WORK REQUIRED:
Search the material below for the word "palabras". Copy every line that has it.

(Raw records)
"""

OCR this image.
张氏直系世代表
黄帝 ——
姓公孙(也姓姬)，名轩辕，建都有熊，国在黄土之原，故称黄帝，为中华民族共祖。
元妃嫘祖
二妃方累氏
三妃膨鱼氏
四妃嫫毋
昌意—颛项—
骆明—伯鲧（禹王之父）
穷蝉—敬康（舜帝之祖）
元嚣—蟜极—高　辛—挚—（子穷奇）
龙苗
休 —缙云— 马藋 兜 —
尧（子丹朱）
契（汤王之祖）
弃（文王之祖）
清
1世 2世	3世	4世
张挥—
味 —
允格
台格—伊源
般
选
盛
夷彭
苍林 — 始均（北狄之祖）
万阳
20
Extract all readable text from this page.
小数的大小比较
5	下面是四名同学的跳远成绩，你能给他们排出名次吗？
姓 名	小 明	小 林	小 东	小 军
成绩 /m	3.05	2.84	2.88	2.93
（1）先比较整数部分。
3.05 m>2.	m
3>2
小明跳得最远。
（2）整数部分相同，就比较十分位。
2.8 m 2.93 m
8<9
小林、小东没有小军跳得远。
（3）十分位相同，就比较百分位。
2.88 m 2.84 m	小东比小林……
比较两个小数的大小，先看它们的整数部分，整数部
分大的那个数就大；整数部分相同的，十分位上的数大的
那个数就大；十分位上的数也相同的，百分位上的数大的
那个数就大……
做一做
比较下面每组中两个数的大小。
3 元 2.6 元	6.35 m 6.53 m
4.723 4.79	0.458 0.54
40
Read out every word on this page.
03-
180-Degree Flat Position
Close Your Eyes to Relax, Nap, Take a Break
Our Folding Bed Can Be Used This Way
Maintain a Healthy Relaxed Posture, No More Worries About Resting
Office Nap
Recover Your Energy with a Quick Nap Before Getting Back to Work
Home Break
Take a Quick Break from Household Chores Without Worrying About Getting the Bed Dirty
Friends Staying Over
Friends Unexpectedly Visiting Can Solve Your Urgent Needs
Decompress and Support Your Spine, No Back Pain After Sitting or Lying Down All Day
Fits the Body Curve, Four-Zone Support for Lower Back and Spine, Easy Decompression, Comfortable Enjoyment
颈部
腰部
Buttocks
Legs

"""
"""

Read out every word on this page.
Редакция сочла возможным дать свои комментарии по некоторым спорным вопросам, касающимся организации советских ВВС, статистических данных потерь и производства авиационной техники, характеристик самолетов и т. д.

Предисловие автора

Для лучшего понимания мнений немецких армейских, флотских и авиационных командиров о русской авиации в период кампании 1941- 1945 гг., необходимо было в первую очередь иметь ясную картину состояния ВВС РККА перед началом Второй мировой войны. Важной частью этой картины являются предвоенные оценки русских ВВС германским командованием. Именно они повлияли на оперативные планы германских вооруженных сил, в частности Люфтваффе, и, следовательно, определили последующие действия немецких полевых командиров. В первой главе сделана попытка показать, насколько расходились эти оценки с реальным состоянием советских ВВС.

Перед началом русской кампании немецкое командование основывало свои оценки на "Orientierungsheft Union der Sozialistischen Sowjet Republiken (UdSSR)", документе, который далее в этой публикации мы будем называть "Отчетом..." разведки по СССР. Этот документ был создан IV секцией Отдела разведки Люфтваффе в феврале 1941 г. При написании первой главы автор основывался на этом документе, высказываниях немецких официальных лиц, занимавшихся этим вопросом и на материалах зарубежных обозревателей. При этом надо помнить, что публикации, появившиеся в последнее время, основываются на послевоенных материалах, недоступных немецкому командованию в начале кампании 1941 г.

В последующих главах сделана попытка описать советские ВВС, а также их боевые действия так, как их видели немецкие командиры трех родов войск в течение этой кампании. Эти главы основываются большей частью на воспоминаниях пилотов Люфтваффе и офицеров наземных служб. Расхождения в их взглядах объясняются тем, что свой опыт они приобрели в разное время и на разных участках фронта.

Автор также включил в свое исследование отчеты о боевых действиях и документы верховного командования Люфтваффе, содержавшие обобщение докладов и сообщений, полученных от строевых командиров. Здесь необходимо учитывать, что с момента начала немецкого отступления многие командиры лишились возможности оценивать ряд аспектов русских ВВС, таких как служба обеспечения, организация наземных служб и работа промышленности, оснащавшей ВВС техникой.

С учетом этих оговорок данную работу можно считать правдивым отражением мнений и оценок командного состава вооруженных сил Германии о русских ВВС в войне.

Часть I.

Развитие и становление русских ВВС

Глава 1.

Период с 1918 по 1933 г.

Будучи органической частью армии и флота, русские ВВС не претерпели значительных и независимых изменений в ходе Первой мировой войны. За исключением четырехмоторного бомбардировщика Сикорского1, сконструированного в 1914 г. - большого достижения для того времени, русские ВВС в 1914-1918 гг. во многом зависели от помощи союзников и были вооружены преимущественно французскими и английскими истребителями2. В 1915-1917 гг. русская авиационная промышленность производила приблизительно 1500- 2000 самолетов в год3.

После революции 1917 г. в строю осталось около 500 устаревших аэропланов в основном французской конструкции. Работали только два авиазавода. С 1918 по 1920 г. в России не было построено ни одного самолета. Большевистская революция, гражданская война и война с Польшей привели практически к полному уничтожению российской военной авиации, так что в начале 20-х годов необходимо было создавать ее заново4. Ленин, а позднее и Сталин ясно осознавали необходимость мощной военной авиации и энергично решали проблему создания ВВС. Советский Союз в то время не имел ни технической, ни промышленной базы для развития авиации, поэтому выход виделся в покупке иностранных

"""
"""

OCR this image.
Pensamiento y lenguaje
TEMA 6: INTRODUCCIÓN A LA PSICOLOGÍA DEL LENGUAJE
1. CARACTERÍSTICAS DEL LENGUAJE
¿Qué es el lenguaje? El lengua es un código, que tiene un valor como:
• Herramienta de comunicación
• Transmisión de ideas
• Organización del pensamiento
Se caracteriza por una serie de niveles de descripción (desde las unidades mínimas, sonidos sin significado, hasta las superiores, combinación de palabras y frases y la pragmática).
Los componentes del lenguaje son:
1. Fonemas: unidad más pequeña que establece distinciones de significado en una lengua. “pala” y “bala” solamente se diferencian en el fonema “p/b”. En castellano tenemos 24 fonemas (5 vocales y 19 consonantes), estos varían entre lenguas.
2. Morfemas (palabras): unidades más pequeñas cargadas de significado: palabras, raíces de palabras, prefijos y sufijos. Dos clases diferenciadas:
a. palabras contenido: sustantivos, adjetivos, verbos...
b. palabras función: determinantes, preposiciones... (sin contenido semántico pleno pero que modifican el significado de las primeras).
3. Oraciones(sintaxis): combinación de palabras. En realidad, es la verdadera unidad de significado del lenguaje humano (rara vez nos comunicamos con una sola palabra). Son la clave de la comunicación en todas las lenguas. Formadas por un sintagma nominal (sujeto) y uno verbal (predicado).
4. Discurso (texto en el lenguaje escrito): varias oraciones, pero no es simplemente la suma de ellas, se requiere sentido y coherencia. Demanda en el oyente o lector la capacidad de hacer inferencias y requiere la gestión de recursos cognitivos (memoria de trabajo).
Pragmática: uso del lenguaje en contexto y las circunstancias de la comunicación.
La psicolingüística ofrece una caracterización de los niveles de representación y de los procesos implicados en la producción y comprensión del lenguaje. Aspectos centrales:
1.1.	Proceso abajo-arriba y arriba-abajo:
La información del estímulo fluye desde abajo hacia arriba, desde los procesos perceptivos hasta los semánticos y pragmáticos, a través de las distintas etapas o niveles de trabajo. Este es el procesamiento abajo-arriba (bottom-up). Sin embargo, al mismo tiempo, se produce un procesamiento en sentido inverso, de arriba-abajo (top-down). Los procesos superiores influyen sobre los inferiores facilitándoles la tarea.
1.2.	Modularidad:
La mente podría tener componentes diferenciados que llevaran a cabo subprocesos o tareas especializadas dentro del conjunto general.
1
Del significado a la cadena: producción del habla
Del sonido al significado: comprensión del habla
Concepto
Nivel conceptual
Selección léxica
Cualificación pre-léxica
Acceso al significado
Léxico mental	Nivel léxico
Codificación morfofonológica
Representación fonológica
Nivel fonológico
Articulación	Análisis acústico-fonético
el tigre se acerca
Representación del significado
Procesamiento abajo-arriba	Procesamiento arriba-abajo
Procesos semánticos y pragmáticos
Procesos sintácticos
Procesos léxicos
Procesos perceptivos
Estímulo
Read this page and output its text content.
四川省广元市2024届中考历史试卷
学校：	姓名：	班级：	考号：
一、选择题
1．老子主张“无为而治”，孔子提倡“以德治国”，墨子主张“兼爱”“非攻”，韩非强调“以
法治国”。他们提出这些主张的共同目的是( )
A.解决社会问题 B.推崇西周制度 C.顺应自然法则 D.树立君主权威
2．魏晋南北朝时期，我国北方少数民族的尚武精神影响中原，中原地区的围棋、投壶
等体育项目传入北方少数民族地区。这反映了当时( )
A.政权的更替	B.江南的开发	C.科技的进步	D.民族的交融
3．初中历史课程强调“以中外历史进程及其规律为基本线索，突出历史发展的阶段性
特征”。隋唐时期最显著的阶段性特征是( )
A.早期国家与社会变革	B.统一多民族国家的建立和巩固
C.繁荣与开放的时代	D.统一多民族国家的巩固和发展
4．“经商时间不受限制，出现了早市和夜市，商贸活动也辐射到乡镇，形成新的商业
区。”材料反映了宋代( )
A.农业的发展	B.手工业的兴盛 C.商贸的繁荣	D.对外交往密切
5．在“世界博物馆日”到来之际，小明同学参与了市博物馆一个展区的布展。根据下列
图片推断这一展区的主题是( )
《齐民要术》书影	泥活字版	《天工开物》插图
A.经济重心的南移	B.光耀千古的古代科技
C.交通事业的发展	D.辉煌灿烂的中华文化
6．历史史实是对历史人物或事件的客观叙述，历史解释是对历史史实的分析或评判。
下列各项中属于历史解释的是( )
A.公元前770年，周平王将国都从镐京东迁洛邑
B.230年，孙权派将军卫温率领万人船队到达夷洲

"""

WRITTEN SOLUTION:
Se caracteriza por una serie de niveles de descripción (desde las unidades mínimas, sonidos sin significado, hasta las superiores, combinación de palabras y frases y la pragmática).
2. Morfemas (palabras): unidades más pequeñas cargadas de significado: palabras, raíces de palabras, prefijos y sufijos. Dos clases diferenciadas:
a. palabras contenido: sustantivos, adjetivos, verbos...
b. palabras función: determinantes, preposiciones... (sin contenido semántico pleno pero que modifican el significado de las primeras).
3. Oraciones(sintaxis): combinación de palabras. En realidad, es la verdadera unidad de significado del lenguaje humano (rara vez nos comunicamos con una sola palabra). Son la clave de la comunicación en todas las lenguas. Formadas por un sintagma nominal (sujeto) y uno verbal (predicado).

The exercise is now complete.